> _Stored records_
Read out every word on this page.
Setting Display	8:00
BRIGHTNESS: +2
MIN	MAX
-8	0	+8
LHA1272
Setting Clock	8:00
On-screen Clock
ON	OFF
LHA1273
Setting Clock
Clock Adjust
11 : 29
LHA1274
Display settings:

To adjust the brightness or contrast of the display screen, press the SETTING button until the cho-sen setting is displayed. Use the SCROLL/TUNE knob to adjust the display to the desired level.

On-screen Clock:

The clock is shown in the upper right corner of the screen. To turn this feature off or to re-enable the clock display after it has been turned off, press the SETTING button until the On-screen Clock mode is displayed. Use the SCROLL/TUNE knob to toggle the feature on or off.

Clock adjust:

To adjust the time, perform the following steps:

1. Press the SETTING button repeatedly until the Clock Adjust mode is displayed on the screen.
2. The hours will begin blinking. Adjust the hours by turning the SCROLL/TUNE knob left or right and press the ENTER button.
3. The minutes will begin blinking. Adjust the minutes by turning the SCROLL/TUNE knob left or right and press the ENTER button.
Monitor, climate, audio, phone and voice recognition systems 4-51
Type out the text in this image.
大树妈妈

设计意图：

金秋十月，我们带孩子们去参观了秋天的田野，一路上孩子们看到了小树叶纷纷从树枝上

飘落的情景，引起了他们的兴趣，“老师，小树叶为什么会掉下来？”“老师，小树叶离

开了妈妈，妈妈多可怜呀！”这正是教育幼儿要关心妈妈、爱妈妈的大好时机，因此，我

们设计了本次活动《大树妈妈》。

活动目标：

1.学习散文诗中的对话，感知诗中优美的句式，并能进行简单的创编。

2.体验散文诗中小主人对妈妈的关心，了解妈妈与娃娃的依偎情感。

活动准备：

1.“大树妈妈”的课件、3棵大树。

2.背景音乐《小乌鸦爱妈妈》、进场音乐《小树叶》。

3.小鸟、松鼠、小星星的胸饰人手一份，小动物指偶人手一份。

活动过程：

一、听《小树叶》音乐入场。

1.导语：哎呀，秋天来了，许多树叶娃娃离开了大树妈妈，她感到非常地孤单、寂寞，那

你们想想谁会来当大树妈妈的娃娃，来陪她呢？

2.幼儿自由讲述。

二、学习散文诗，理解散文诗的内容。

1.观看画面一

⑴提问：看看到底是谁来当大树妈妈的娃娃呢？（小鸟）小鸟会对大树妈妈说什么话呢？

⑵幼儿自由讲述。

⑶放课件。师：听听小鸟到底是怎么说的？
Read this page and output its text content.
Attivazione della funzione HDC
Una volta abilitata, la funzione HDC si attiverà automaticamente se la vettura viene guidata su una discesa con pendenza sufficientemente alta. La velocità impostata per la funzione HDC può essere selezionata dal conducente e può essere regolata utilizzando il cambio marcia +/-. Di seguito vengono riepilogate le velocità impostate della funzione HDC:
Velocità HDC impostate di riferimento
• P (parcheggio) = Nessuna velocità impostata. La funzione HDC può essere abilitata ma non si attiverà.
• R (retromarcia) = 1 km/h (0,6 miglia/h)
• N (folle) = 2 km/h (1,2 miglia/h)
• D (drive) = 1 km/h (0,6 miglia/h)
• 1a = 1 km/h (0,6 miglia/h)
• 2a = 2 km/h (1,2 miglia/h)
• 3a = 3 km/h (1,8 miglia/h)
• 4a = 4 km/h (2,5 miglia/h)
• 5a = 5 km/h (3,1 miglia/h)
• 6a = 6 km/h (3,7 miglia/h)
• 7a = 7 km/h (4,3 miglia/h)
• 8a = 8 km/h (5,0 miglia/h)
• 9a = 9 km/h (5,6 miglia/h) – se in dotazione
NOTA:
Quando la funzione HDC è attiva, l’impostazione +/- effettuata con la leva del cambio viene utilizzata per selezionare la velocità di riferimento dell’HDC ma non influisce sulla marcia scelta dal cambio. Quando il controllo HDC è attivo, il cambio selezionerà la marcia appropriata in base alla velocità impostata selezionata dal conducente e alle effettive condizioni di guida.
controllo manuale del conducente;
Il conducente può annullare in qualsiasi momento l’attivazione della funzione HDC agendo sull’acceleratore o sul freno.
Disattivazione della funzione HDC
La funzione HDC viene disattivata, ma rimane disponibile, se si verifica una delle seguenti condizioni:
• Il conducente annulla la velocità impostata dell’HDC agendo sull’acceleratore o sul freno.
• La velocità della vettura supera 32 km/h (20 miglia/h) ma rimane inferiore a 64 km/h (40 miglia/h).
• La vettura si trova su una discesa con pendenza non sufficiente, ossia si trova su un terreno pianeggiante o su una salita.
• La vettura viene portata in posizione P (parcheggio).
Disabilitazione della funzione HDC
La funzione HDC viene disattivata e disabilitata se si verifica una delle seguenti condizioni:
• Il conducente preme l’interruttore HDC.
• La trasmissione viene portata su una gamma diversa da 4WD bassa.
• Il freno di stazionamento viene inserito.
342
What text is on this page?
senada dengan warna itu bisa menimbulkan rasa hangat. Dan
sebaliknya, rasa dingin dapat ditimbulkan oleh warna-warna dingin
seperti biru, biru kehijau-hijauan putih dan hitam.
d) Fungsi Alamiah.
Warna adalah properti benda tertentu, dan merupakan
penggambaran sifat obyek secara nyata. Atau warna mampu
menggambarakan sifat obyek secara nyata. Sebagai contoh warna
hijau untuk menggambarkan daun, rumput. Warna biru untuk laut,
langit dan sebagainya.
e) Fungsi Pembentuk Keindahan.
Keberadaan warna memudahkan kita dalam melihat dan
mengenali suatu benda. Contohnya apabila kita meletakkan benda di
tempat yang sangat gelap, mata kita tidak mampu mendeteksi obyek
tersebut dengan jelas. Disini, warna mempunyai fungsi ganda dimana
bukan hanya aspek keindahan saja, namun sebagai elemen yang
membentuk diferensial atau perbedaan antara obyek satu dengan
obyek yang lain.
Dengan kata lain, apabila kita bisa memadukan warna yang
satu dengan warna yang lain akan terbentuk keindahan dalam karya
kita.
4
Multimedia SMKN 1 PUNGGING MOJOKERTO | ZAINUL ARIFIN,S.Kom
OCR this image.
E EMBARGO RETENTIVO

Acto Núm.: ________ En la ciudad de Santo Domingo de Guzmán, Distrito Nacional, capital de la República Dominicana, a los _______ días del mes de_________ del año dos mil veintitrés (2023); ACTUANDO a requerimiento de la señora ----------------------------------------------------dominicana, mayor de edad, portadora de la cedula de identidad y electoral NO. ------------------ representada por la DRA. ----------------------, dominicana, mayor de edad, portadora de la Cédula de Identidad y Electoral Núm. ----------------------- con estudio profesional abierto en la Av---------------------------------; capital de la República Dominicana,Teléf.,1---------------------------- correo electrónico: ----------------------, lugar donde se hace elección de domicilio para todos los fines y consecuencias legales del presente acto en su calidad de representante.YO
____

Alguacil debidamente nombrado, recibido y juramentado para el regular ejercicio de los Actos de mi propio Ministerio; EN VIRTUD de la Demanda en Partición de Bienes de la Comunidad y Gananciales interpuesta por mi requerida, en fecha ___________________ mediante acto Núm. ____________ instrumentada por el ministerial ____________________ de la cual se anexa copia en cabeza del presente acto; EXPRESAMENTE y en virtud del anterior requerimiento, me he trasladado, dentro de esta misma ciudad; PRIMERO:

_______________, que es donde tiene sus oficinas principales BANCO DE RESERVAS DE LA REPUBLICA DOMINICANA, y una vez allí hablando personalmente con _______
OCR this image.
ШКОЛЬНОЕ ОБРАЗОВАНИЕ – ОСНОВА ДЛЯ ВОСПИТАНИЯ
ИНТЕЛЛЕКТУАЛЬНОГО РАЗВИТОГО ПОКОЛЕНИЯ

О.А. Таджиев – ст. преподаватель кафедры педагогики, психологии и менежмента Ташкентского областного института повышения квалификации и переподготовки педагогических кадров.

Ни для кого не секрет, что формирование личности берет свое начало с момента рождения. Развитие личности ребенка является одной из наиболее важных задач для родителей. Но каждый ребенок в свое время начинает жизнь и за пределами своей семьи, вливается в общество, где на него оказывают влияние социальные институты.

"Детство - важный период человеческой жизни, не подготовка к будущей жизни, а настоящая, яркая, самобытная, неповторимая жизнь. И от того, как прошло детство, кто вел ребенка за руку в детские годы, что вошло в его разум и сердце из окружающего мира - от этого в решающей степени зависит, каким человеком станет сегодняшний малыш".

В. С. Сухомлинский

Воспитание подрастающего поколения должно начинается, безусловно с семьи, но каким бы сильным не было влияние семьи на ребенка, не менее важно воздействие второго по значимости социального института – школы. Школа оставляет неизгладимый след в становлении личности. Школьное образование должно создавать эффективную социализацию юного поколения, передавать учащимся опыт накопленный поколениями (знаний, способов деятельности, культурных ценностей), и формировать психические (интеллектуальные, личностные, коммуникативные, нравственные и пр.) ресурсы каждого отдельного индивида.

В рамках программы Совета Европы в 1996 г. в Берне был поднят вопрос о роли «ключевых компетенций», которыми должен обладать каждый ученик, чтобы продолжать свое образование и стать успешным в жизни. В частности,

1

> _WHAT YOU SHOULD DO_
Determine how many lines of the entries above carry the string "controllo", and give that number alone.

> _EXERCISE OUTPUT_
2